● **The task**
From the entries that follow, gather each line holding the word "conversions".

● **Records for the task**

****************

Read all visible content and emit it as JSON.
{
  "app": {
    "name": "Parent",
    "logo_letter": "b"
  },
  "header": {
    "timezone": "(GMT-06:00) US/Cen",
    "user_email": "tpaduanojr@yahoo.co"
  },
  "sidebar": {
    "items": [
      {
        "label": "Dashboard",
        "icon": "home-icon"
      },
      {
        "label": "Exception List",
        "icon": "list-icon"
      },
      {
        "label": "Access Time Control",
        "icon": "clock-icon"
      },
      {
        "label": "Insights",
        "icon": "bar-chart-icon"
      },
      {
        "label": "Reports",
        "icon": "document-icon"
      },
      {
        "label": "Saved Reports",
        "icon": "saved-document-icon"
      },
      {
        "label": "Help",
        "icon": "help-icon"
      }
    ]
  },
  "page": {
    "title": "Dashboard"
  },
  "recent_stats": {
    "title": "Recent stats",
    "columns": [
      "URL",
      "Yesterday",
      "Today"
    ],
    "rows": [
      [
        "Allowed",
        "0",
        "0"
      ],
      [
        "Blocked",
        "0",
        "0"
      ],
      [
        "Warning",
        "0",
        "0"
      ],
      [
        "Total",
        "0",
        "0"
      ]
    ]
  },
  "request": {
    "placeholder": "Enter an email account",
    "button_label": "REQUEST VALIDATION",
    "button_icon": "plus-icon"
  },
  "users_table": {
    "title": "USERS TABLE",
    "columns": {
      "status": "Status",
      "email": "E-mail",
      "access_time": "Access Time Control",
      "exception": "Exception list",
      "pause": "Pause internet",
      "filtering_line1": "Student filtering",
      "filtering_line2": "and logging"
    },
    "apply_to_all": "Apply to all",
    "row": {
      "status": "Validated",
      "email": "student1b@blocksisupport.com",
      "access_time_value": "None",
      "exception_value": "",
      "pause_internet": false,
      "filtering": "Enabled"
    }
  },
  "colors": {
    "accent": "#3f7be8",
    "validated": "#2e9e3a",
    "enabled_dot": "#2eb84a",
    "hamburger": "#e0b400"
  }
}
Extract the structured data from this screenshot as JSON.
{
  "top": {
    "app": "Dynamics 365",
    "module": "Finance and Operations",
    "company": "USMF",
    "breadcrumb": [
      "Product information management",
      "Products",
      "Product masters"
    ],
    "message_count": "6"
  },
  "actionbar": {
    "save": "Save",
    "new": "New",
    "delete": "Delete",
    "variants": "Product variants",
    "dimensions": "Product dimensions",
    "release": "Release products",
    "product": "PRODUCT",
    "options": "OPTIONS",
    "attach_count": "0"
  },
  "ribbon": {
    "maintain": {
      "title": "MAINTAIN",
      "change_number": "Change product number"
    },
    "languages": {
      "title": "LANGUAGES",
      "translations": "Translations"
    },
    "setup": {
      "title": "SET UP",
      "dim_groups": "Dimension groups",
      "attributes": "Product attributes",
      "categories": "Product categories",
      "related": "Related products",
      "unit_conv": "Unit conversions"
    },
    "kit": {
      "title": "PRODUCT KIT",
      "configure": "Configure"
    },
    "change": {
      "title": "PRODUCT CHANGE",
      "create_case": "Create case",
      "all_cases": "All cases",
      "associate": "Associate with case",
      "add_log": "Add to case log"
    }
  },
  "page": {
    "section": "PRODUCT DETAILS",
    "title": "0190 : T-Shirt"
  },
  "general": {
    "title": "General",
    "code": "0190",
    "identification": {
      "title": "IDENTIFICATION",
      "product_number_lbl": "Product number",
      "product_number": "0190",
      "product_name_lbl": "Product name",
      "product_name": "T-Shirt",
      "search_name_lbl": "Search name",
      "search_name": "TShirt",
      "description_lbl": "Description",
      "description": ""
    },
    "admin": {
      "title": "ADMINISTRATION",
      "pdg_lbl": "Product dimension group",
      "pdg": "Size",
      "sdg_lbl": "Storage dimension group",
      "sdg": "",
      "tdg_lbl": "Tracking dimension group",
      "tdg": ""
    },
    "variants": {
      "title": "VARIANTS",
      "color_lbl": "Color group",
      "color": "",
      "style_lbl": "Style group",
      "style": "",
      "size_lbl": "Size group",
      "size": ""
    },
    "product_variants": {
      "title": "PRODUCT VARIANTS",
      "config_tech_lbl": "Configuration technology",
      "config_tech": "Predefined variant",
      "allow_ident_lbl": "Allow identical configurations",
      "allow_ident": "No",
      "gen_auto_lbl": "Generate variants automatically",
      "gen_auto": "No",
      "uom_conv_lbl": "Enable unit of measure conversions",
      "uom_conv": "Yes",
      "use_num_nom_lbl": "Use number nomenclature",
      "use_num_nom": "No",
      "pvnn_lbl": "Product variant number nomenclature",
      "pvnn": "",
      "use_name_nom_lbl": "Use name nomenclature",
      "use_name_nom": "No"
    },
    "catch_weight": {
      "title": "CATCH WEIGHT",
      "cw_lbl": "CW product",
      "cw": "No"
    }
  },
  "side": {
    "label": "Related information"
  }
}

****************

● **Expected answer**
      "unit_conv": "Unit conversions"
      "uom_conv_lbl": "Enable unit of measure conversions",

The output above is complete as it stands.